▶

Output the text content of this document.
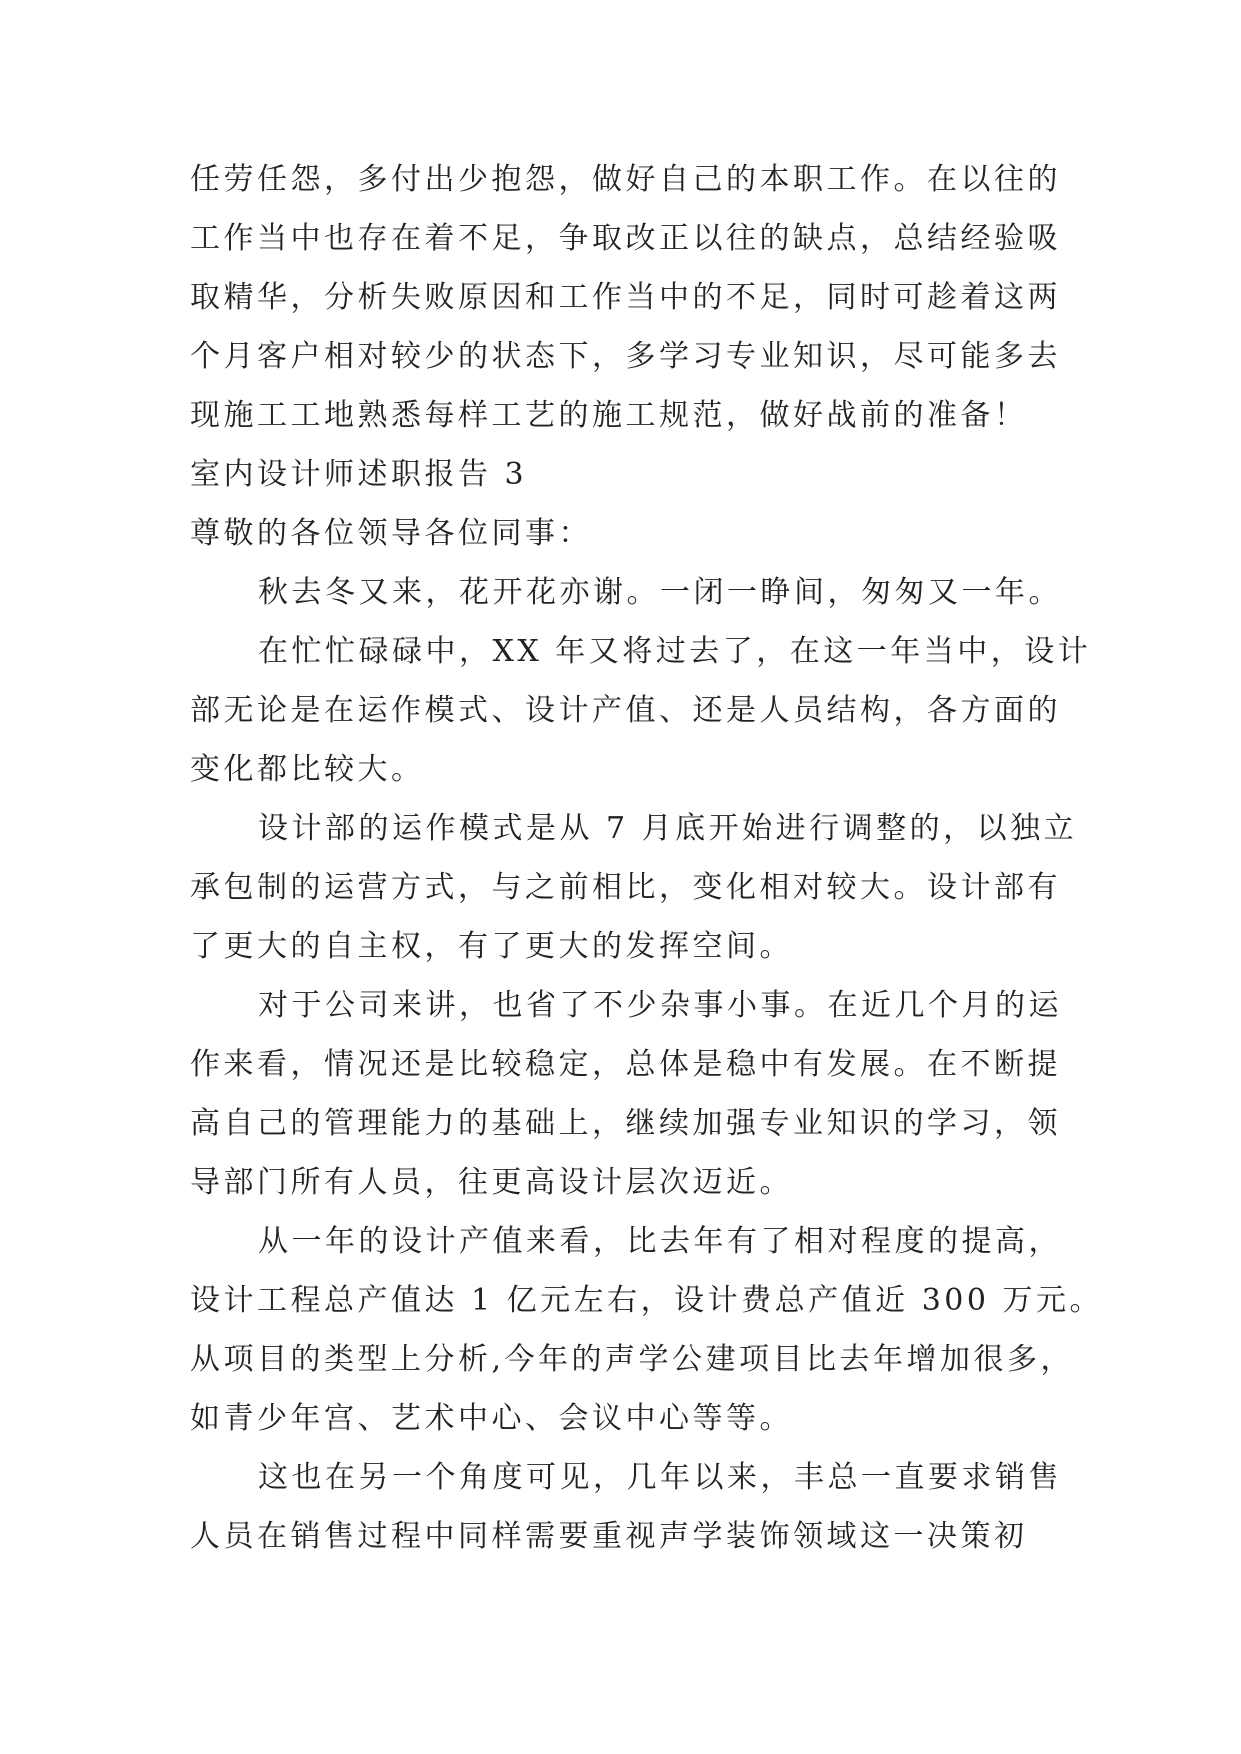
任劳任怨，多付出少抱怨，做好自己的本职工作。在以往的
工作当中也存在着不足，争取改正以往的缺点，总结经验吸
取精华，分析失败原因和工作当中的不足，同时可趁着这两
个月客户相对较少的状态下，多学习专业知识，尽可能多去
现施工工地熟悉每样工艺的施工规范，做好战前的准备！
室内设计师述职报告 3
尊敬的各位领导各位同事：
秋去冬又来，花开花亦谢。一闭一睁间，匆匆又一年。
在忙忙碌碌中，XX 年又将过去了，在这一年当中，设计
部无论是在运作模式、设计产值、还是人员结构，各方面的
变化都比较大。
设计部的运作模式是从 7 月底开始进行调整的，以独立
承包制的运营方式，与之前相比，变化相对较大。设计部有
了更大的自主权，有了更大的发挥空间。
对于公司来讲，也省了不少杂事小事。在近几个月的运
作来看，情况还是比较稳定，总体是稳中有发展。在不断提
高自己的管理能力的基础上，继续加强专业知识的学习，领
导部门所有人员，往更高设计层次迈近。
从一年的设计产值来看，比去年有了相对程度的提高，
设计工程总产值达 1 亿元左右，设计费总产值近 300 万元。
从项目的类型上分析,今年的声学公建项目比去年增加很多，
如青少年宫、艺术中心、会议中心等等。
这也在另一个角度可见，几年以来，丰总一直要求销售
人员在销售过程中同样需要重视声学装饰领域这一决策初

◀

• Task to complete: Copy out the entries verbatim and leave the images out.

• Solution to the exercise:
Output the text content of this document.
任劳任怨，多付出少抱怨，做好自己的本职工作。在以往的
工作当中也存在着不足，争取改正以往的缺点，总结经验吸
取精华，分析失败原因和工作当中的不足，同时可趁着这两
个月客户相对较少的状态下，多学习专业知识，尽可能多去
现施工工地熟悉每样工艺的施工规范，做好战前的准备！
室内设计师述职报告 3
尊敬的各位领导各位同事：
秋去冬又来，花开花亦谢。一闭一睁间，匆匆又一年。
在忙忙碌碌中，XX 年又将过去了，在这一年当中，设计
部无论是在运作模式、设计产值、还是人员结构，各方面的
变化都比较大。
设计部的运作模式是从 7 月底开始进行调整的，以独立
承包制的运营方式，与之前相比，变化相对较大。设计部有
了更大的自主权，有了更大的发挥空间。
对于公司来讲，也省了不少杂事小事。在近几个月的运
作来看，情况还是比较稳定，总体是稳中有发展。在不断提
高自己的管理能力的基础上，继续加强专业知识的学习，领
导部门所有人员，往更高设计层次迈近。
从一年的设计产值来看，比去年有了相对程度的提高，
设计工程总产值达 1 亿元左右，设计费总产值近 300 万元。
从项目的类型上分析,今年的声学公建项目比去年增加很多，
如青少年宫、艺术中心、会议中心等等。
这也在另一个角度可见，几年以来，丰总一直要求销售
人员在销售过程中同样需要重视声学装饰领域这一决策初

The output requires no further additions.